PROBLEM REQUIREMENTS: Each line of the material below that holds the word "What" needs to be copied.

RECORD EXTRACTS:
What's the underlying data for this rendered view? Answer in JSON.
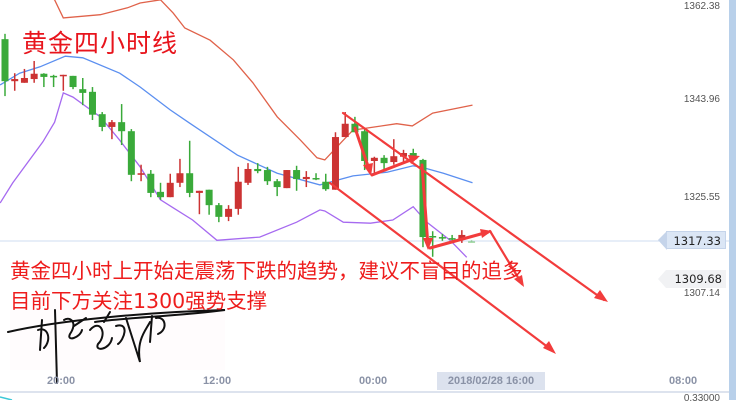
{
  "chart_data": {
    "type": "candlestick",
    "title": "",
    "y_axis": {
      "ticks": [
        "1362.38",
        "1343.96",
        "1325.55",
        "1307.14"
      ],
      "range": [
        1300,
        1364
      ]
    },
    "x_axis": {
      "ticks": [
        "20:00",
        "12:00",
        "00:00",
        "08:00"
      ],
      "crosshair_label": "2018/02/28 16:00"
    },
    "price_tags": {
      "current": "1317.33",
      "marker": "1309.68"
    },
    "colors": {
      "up": "#cc3333",
      "down": "#3aaa3a",
      "upper_band": "#e0624a",
      "middle_band": "#5b8ff0",
      "lower_band": "#a66af0",
      "annotation": "#f03a3a"
    },
    "ohlc_columns": [
      "open",
      "high",
      "low",
      "close"
    ],
    "candles": [
      [
        1355.4,
        1356.4,
        1344.7,
        1347.5
      ],
      [
        1347.5,
        1349.0,
        1345.7,
        1347.9
      ],
      [
        1347.2,
        1349.8,
        1347.2,
        1348.1
      ],
      [
        1347.9,
        1351.3,
        1347.2,
        1348.9
      ],
      [
        1348.9,
        1349.0,
        1346.4,
        1348.3
      ],
      [
        1348.5,
        1348.7,
        1346.4,
        1348.3
      ],
      [
        1348.5,
        1348.7,
        1345.7,
        1348.7
      ],
      [
        1348.5,
        1348.5,
        1346.0,
        1346.4
      ],
      [
        1346.0,
        1348.1,
        1343.0,
        1345.3
      ],
      [
        1345.5,
        1346.4,
        1340.2,
        1341.2
      ],
      [
        1341.3,
        1341.7,
        1338.1,
        1338.9
      ],
      [
        1338.9,
        1340.2,
        1336.6,
        1339.8
      ],
      [
        1339.8,
        1343.2,
        1335.5,
        1338.1
      ],
      [
        1338.1,
        1338.5,
        1328.7,
        1329.9
      ],
      [
        1329.9,
        1331.8,
        1328.7,
        1330.2
      ],
      [
        1330.1,
        1330.8,
        1325.7,
        1326.5
      ],
      [
        1326.7,
        1328.4,
        1325.2,
        1325.7
      ],
      [
        1325.7,
        1330.1,
        1325.7,
        1328.4
      ],
      [
        1328.4,
        1332.9,
        1327.6,
        1330.2
      ],
      [
        1330.2,
        1336.3,
        1325.7,
        1326.5
      ],
      [
        1326.5,
        1326.9,
        1322.5,
        1326.9
      ],
      [
        1327.1,
        1327.1,
        1322.4,
        1324.2
      ],
      [
        1324.2,
        1324.6,
        1321.0,
        1322.0
      ],
      [
        1322.0,
        1324.2,
        1321.2,
        1323.5
      ],
      [
        1323.5,
        1331.4,
        1322.4,
        1328.6
      ],
      [
        1328.4,
        1332.1,
        1328.0,
        1331.0
      ],
      [
        1331.0,
        1332.1,
        1330.2,
        1330.6
      ],
      [
        1330.8,
        1331.4,
        1328.0,
        1328.7
      ],
      [
        1328.7,
        1329.1,
        1325.9,
        1327.6
      ],
      [
        1327.4,
        1330.8,
        1327.4,
        1330.8
      ],
      [
        1330.8,
        1331.6,
        1326.9,
        1329.1
      ],
      [
        1329.1,
        1330.6,
        1327.6,
        1329.5
      ],
      [
        1329.3,
        1330.2,
        1328.9,
        1329.1
      ],
      [
        1328.6,
        1330.1,
        1326.9,
        1327.2
      ],
      [
        1327.1,
        1337.9,
        1327.1,
        1337.0
      ],
      [
        1337.0,
        1341.7,
        1337.0,
        1339.5
      ],
      [
        1339.5,
        1340.8,
        1337.9,
        1337.9
      ],
      [
        1338.1,
        1338.5,
        1330.8,
        1332.5
      ],
      [
        1332.5,
        1333.3,
        1330.2,
        1333.1
      ],
      [
        1333.1,
        1333.6,
        1331.0,
        1332.1
      ],
      [
        1332.3,
        1336.6,
        1331.8,
        1333.4
      ],
      [
        1333.3,
        1334.6,
        1332.1,
        1334.0
      ],
      [
        1334.0,
        1334.8,
        1332.5,
        1333.3
      ],
      [
        1332.7,
        1332.9,
        1316.3,
        1318.2
      ],
      [
        1318.4,
        1319.3,
        1314.5,
        1318.2
      ],
      [
        1318.2,
        1318.8,
        1317.5,
        1318.0
      ],
      [
        1318.0,
        1318.6,
        1317.3,
        1317.8
      ],
      [
        1317.7,
        1319.5,
        1317.1,
        1318.6
      ],
      [
        1317.4,
        1317.6,
        1317.2,
        1317.3
      ]
    ],
    "bands": {
      "upper": [
        [
          0.5,
          1368.4
        ],
        [
          6.1,
          1362.8
        ],
        [
          7.0,
          1359.4
        ],
        [
          10.8,
          1360.0
        ],
        [
          13.6,
          1361.3
        ],
        [
          14.9,
          1362.2
        ],
        [
          17.0,
          1362.8
        ],
        [
          18.3,
          1360.3
        ],
        [
          19.5,
          1357.5
        ],
        [
          22.1,
          1355.2
        ],
        [
          24.5,
          1351.5
        ],
        [
          26.5,
          1347.2
        ],
        [
          29.0,
          1340.8
        ],
        [
          31.4,
          1336.4
        ],
        [
          33.1,
          1333.1
        ],
        [
          33.9,
          1332.7
        ],
        [
          35.8,
          1336.4
        ],
        [
          36.8,
          1338.3
        ],
        [
          41.3,
          1339.5
        ],
        [
          42.9,
          1339.1
        ],
        [
          45.0,
          1341.5
        ],
        [
          49.1,
          1343.0
        ]
      ],
      "middle": [
        [
          0.5,
          1346.8
        ],
        [
          2.5,
          1349.0
        ],
        [
          4.6,
          1350.2
        ],
        [
          7.2,
          1352.2
        ],
        [
          9.0,
          1351.9
        ],
        [
          12.8,
          1349.0
        ],
        [
          14.9,
          1346.4
        ],
        [
          18.0,
          1342.1
        ],
        [
          20.0,
          1339.6
        ],
        [
          24.9,
          1333.6
        ],
        [
          29.0,
          1330.2
        ],
        [
          33.4,
          1328.0
        ],
        [
          36.8,
          1329.7
        ],
        [
          40.3,
          1330.4
        ],
        [
          43.0,
          1331.6
        ],
        [
          43.7,
          1331.4
        ],
        [
          46.1,
          1330.2
        ],
        [
          49.1,
          1328.4
        ]
      ],
      "lower": [
        [
          0.5,
          1324.6
        ],
        [
          1.8,
          1328.4
        ],
        [
          4.9,
          1336.1
        ],
        [
          6.1,
          1339.8
        ],
        [
          7.0,
          1345.3
        ],
        [
          8.0,
          1344.5
        ],
        [
          10.8,
          1340.8
        ],
        [
          12.8,
          1336.4
        ],
        [
          14.9,
          1331.4
        ],
        [
          17.0,
          1325.2
        ],
        [
          18.3,
          1323.7
        ],
        [
          20.3,
          1321.4
        ],
        [
          22.8,
          1317.6
        ],
        [
          27.2,
          1318.2
        ],
        [
          31.0,
          1321.0
        ],
        [
          33.4,
          1323.3
        ],
        [
          33.9,
          1323.1
        ],
        [
          35.8,
          1321.0
        ],
        [
          38.6,
          1320.8
        ],
        [
          40.9,
          1321.4
        ],
        [
          43.0,
          1323.9
        ],
        [
          44.4,
          1321.0
        ],
        [
          46.8,
          1317.6
        ],
        [
          48.5,
          1314.4
        ]
      ]
    }
  },
  "annotations": {
    "title": "黄金四小时线",
    "line1": "黄金四小时上开始走震荡下跌的趋势，建议不盲目的追多",
    "line2": "目前下方关注1300强势支撑",
    "signature": "signature"
  },
  "sub_panel": {
    "tick": "0.33000"
  }
}
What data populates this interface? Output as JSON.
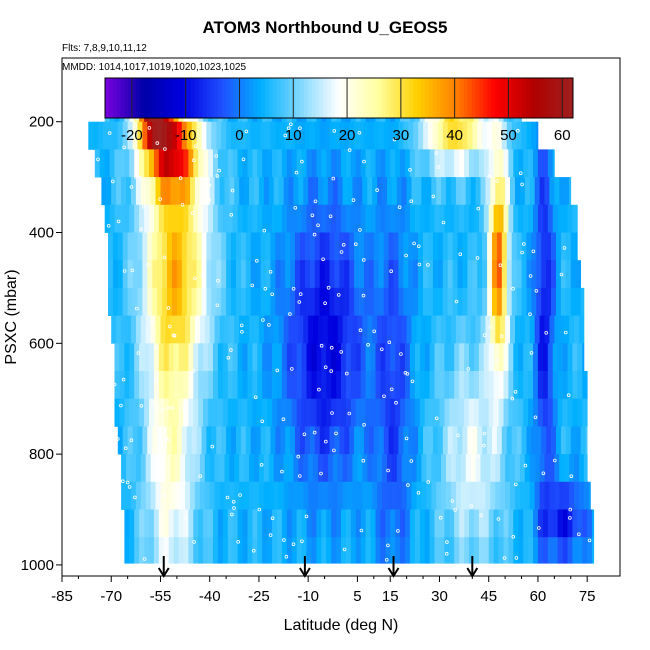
{
  "chart_data": {
    "type": "heatmap",
    "title": "ATOM3 Northbound U_GEOS5",
    "flights_label": "Flts: 7,8,9,10,11,12",
    "dates_label": "MMDD: 1014,1017,1019,1020,1023,1025",
    "xlabel": "Latitude (deg N)",
    "ylabel": "PSXC (mbar)",
    "x_ticks": [
      -85,
      -70,
      -55,
      -40,
      -25,
      -10,
      5,
      15,
      30,
      45,
      60,
      75
    ],
    "y_ticks": [
      200,
      400,
      600,
      800,
      1000
    ],
    "xlim": [
      -85,
      85
    ],
    "ylim": [
      1020,
      85
    ],
    "colorbar": {
      "ticks": [
        -20,
        -10,
        0,
        10,
        20,
        30,
        40,
        50,
        60
      ],
      "range": [
        -25,
        62
      ],
      "colors": [
        "#7b00e0",
        "#0000a8",
        "#0000e0",
        "#2050ff",
        "#00b0ff",
        "#80d8ff",
        "#ffffff",
        "#ffffa0",
        "#ffd000",
        "#ff8000",
        "#ff0000",
        "#b00000",
        "#a02020"
      ]
    },
    "pressure_levels": [
      175,
      225,
      275,
      325,
      375,
      425,
      475,
      525,
      575,
      625,
      675,
      725,
      775,
      825,
      875,
      925,
      975
    ],
    "lat_extents": [
      [
        -72,
        55
      ],
      [
        -77,
        60
      ],
      [
        -75,
        65
      ],
      [
        -73,
        70
      ],
      [
        -72,
        72
      ],
      [
        -71,
        72
      ],
      [
        -71,
        73
      ],
      [
        -71,
        74
      ],
      [
        -70,
        74
      ],
      [
        -69,
        74
      ],
      [
        -69,
        75
      ],
      [
        -69,
        75
      ],
      [
        -68,
        75
      ],
      [
        -67,
        75
      ],
      [
        -67,
        76
      ],
      [
        -66,
        77
      ],
      [
        -66,
        77
      ]
    ],
    "jet_features": [
      {
        "lat": -57,
        "p": 180,
        "u": 55,
        "dlat": 5,
        "dp": 50
      },
      {
        "lat": -52,
        "p": 250,
        "u": 40,
        "dlat": 9,
        "dp": 80
      },
      {
        "lat": -50,
        "p": 450,
        "u": 28,
        "dlat": 10,
        "dp": 200
      },
      {
        "lat": -52,
        "p": 800,
        "u": 18,
        "dlat": 8,
        "dp": 300
      },
      {
        "lat": -5,
        "p": 600,
        "u": -14,
        "dlat": 12,
        "dp": 250
      },
      {
        "lat": 16,
        "p": 700,
        "u": -8,
        "dlat": 6,
        "dp": 350
      },
      {
        "lat": 35,
        "p": 200,
        "u": 30,
        "dlat": 10,
        "dp": 80
      },
      {
        "lat": 48,
        "p": 450,
        "u": 38,
        "dlat": 3,
        "dp": 200
      },
      {
        "lat": 62,
        "p": 550,
        "u": -12,
        "dlat": 3,
        "dp": 350
      },
      {
        "lat": 68,
        "p": 920,
        "u": -12,
        "dlat": 7,
        "dp": 70
      },
      {
        "lat": 40,
        "p": 800,
        "u": 14,
        "dlat": 10,
        "dp": 200
      }
    ],
    "u_background": 5,
    "arrows_lat": [
      -54,
      -11,
      16,
      40
    ]
  }
}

PROBLEM SOLUTION:
What's the underlying data for this rendered view? Answer in JSON.
What data populates this interface? Output as JSON.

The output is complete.